» **INSTRUCTION**: Isolate every line in the data with the string "keyboard" and copy it.

» **Stored data entries**:
* * * *

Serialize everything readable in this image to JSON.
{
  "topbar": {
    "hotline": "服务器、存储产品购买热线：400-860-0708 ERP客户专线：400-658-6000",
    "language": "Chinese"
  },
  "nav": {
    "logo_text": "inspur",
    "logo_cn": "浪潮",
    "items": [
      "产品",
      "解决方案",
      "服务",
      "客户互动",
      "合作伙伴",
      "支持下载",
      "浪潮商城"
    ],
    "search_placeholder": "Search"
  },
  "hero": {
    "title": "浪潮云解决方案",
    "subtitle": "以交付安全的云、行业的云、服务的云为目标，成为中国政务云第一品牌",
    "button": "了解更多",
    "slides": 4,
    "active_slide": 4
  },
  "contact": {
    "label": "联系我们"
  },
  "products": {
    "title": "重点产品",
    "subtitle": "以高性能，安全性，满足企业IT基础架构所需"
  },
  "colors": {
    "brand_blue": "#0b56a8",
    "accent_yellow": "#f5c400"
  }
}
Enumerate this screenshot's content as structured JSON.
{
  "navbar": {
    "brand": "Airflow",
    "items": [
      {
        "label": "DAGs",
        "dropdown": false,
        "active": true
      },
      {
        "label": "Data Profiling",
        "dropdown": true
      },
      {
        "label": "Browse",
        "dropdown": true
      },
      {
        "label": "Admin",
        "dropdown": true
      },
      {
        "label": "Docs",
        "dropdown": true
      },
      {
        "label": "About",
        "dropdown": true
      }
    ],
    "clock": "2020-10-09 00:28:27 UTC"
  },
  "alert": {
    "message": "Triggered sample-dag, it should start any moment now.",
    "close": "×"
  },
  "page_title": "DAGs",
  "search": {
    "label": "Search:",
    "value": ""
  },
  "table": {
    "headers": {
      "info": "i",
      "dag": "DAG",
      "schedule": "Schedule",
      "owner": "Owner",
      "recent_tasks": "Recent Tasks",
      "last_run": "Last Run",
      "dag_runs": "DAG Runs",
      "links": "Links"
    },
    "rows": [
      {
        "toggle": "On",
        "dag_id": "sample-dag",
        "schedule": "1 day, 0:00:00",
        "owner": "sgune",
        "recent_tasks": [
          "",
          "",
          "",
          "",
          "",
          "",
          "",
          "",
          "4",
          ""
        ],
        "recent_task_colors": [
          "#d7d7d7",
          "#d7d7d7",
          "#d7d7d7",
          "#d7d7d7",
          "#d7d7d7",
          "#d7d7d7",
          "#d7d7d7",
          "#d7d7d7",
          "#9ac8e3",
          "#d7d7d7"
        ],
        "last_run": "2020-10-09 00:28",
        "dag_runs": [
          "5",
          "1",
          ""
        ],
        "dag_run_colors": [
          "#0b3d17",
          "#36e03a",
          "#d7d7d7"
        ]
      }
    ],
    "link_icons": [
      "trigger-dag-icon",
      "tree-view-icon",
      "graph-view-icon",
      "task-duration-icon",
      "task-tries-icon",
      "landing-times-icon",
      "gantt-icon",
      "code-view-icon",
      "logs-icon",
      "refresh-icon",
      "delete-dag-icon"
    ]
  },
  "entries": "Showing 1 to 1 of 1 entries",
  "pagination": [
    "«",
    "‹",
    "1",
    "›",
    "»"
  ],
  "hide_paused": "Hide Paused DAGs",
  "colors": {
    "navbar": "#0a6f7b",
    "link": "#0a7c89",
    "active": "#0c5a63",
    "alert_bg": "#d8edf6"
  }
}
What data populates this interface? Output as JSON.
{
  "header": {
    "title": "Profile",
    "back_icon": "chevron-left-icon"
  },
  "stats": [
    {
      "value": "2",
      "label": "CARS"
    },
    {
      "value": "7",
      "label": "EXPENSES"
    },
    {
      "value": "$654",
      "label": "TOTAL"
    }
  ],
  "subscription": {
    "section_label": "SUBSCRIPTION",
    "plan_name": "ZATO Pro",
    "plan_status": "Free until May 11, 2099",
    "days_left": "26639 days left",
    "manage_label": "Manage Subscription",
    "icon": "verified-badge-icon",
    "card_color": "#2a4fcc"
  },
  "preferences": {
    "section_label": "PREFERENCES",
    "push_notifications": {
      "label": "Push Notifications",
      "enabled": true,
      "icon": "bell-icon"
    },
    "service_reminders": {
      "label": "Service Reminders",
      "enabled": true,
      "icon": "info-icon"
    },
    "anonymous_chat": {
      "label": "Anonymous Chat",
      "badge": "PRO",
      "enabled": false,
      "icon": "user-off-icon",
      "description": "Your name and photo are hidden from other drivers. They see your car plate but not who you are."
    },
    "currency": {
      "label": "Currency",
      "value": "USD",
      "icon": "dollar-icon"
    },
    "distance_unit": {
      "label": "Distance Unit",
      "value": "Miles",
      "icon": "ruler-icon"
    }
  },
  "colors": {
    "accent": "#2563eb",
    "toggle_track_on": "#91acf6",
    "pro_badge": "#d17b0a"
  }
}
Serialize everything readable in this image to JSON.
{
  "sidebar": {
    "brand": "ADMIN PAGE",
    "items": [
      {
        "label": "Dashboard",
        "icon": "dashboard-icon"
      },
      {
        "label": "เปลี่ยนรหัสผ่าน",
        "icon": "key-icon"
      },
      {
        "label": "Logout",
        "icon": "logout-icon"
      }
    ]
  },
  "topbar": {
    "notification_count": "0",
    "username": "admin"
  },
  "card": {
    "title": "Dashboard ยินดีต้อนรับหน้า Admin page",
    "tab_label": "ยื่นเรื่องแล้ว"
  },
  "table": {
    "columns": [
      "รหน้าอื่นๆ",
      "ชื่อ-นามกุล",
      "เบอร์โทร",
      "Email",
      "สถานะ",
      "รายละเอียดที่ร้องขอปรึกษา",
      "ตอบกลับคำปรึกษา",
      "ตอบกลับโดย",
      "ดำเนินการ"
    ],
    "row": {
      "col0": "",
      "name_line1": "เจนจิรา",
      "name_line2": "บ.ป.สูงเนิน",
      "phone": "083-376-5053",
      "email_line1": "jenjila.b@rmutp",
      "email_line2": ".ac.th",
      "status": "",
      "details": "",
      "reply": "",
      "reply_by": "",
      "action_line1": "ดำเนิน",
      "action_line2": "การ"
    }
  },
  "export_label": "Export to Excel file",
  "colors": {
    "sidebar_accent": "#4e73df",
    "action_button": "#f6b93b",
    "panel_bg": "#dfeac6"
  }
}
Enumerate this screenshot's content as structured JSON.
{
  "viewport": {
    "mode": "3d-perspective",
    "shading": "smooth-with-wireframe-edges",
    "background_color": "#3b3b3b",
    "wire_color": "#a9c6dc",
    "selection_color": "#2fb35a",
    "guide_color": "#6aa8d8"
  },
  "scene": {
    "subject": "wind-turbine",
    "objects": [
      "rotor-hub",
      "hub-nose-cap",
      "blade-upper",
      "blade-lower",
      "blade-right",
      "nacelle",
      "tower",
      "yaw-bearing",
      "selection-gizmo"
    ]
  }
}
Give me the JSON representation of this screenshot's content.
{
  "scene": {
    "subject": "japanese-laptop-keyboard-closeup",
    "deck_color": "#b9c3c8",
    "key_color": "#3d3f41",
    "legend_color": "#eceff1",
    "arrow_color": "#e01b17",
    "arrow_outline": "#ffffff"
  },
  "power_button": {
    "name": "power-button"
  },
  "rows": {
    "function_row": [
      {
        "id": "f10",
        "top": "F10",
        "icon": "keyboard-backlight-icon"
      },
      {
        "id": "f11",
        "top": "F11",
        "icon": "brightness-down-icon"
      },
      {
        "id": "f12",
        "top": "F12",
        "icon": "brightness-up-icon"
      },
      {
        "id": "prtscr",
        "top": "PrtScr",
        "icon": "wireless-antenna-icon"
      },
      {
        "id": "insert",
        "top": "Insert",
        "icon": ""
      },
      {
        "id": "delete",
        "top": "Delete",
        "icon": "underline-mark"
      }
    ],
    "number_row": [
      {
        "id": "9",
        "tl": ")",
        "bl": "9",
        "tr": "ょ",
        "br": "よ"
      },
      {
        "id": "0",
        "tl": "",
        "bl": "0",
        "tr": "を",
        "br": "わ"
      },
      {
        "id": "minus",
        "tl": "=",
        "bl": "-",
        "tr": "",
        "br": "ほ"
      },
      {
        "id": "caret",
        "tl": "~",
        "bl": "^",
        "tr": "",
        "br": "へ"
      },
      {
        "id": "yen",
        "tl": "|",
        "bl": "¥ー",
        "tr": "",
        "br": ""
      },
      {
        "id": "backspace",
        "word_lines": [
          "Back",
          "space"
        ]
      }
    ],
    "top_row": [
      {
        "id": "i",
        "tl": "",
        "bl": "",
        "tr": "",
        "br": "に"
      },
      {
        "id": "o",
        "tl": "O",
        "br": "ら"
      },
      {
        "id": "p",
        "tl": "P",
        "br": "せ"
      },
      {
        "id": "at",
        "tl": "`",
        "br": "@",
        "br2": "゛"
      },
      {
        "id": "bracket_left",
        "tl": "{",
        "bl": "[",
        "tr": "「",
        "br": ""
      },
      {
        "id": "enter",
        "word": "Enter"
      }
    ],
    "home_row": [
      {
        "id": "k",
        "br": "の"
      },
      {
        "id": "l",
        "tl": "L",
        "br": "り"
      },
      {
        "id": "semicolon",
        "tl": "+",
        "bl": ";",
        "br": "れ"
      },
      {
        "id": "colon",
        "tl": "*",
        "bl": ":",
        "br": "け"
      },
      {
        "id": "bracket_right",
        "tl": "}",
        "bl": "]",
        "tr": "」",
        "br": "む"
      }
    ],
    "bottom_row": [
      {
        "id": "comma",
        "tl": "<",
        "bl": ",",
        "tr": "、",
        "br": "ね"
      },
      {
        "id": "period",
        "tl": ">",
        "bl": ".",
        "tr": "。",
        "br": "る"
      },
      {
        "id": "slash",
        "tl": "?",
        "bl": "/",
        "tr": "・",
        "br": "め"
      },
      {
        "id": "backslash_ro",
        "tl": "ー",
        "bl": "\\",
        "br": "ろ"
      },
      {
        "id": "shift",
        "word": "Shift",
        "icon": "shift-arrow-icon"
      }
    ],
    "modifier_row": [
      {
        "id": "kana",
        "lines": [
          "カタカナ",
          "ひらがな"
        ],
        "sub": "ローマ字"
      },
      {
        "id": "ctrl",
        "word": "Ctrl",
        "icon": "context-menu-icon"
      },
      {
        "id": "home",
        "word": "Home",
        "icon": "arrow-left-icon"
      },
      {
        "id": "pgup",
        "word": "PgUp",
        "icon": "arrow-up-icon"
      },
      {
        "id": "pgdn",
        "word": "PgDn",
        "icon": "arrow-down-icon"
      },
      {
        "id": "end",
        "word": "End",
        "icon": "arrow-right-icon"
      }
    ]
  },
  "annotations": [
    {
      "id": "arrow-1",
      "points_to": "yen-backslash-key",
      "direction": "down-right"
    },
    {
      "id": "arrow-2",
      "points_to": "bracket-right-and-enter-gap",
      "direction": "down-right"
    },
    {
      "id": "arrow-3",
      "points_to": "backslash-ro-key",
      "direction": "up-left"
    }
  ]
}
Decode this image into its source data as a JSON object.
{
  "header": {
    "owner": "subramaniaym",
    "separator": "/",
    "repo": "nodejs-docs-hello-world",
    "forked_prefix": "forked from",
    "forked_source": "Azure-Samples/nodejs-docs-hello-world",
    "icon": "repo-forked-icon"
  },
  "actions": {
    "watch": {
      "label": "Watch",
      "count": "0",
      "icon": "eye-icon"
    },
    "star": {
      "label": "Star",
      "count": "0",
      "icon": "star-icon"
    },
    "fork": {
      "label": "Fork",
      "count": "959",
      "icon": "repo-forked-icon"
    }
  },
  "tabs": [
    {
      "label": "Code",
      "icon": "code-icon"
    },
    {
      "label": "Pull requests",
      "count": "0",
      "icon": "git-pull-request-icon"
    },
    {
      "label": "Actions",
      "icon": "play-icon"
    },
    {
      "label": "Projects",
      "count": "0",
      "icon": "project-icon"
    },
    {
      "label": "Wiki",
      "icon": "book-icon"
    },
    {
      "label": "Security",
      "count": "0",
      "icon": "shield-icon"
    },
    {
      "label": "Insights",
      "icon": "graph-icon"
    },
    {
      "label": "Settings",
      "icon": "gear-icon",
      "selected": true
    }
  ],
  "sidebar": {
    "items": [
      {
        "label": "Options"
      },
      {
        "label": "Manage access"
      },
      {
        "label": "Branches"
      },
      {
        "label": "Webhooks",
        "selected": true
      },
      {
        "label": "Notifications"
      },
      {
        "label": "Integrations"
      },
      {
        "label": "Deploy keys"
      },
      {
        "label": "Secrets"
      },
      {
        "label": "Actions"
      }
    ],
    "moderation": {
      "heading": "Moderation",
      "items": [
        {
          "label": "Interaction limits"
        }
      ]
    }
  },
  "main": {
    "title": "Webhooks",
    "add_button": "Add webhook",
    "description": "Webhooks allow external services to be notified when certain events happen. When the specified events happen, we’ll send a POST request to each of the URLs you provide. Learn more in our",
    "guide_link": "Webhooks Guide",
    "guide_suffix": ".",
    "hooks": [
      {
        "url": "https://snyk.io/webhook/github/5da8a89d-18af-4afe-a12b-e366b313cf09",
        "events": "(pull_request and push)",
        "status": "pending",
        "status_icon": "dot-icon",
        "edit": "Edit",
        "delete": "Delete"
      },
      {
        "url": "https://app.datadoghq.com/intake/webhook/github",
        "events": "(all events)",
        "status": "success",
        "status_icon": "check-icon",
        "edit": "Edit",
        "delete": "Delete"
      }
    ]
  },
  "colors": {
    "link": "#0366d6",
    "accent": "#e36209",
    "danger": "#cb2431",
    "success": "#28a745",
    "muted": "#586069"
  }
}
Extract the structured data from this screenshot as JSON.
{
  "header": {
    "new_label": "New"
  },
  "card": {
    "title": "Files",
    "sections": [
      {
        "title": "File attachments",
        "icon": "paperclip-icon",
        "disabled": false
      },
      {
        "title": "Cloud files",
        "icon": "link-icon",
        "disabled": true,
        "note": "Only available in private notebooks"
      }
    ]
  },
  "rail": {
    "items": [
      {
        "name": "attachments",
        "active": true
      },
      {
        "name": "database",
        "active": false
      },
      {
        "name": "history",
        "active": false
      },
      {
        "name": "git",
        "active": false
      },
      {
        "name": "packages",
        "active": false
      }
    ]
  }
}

* * * *

» **RESULT OF THIS EXERCISE**:
    "subject": "japanese-laptop-keyboard-closeup",
        "icon": "keyboard-backlight-icon"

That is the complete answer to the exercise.